▶ Work required:
Pull out every line below containing the word "ἄνδρες".

★ ★ ★ ★ ★ ★ ★

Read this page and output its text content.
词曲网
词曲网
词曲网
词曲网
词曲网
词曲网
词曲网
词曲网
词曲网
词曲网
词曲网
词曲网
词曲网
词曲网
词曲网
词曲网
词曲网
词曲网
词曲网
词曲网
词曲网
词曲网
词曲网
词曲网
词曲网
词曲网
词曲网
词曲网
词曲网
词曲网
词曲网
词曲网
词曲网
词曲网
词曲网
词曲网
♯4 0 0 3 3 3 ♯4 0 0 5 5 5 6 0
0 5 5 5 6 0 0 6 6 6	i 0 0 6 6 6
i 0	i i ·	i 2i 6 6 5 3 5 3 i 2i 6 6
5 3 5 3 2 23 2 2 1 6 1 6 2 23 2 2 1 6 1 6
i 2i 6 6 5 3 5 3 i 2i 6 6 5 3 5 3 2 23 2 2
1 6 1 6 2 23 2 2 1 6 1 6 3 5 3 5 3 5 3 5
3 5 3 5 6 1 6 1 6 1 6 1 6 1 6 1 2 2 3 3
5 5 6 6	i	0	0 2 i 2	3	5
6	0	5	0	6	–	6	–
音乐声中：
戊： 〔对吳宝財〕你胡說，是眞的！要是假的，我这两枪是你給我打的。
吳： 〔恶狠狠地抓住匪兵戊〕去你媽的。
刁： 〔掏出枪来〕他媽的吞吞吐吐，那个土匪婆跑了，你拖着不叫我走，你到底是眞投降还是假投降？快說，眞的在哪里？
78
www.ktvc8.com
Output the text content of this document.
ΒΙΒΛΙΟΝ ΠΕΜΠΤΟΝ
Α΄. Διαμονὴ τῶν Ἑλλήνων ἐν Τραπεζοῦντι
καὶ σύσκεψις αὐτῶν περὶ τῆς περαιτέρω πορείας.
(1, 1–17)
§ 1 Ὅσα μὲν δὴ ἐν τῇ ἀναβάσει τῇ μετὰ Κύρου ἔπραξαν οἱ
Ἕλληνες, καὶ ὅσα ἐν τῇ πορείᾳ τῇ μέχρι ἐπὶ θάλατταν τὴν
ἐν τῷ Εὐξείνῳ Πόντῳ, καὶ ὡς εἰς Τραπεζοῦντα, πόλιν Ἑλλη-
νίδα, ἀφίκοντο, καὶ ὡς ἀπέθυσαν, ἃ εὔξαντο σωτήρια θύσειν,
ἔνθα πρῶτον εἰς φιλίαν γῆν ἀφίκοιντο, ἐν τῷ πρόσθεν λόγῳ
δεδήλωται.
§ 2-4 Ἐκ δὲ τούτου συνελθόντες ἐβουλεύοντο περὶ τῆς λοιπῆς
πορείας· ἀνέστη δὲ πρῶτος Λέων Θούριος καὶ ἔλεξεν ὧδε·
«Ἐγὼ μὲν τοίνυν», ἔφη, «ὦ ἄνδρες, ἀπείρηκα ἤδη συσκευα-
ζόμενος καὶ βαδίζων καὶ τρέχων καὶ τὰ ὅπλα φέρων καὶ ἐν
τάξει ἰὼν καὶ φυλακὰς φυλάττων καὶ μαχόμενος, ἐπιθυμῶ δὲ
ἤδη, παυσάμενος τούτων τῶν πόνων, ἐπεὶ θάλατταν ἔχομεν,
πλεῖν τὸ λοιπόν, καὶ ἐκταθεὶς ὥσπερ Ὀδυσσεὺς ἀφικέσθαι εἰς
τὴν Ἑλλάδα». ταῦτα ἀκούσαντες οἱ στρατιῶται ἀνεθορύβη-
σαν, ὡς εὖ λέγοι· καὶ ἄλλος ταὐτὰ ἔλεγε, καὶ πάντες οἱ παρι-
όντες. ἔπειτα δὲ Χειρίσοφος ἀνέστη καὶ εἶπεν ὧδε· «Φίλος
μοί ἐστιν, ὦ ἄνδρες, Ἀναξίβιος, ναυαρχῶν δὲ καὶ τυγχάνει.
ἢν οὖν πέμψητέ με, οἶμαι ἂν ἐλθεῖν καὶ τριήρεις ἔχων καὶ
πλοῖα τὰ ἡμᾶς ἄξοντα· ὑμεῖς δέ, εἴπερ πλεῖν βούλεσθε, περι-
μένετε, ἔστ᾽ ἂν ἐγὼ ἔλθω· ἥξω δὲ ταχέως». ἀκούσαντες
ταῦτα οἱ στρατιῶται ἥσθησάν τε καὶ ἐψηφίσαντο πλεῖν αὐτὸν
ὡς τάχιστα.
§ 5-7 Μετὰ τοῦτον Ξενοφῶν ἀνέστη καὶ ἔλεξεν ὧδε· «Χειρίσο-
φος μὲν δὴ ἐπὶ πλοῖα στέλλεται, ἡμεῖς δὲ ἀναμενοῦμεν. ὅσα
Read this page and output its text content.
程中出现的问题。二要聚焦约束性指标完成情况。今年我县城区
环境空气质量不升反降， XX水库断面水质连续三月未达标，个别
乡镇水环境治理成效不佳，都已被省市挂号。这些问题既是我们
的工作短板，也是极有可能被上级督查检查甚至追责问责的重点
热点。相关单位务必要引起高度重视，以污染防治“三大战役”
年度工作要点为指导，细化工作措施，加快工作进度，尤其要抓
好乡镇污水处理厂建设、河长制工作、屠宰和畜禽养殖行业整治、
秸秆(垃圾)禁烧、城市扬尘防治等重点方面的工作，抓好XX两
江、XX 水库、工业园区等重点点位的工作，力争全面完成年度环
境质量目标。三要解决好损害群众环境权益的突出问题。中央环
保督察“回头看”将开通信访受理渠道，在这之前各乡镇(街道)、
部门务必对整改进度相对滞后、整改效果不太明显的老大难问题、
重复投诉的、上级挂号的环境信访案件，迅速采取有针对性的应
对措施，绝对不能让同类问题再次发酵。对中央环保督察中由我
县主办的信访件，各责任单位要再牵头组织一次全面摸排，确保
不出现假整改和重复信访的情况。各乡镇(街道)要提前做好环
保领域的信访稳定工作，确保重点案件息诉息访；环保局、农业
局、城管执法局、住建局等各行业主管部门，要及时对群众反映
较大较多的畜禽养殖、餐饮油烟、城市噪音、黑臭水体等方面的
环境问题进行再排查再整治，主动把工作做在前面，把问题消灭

★ ★ ★ ★ ★ ★ ★

▶ Task output:
«Ἐγὼ μὲν τοίνυν», ἔφη, «ὦ ἄνδρες, ἀπείρηκα ἤδη συσκευα-
μοί ἐστιν, ὦ ἄνδρες, Ἀναξίβιος, ναυαρχῶν δὲ καὶ τυγχάνει.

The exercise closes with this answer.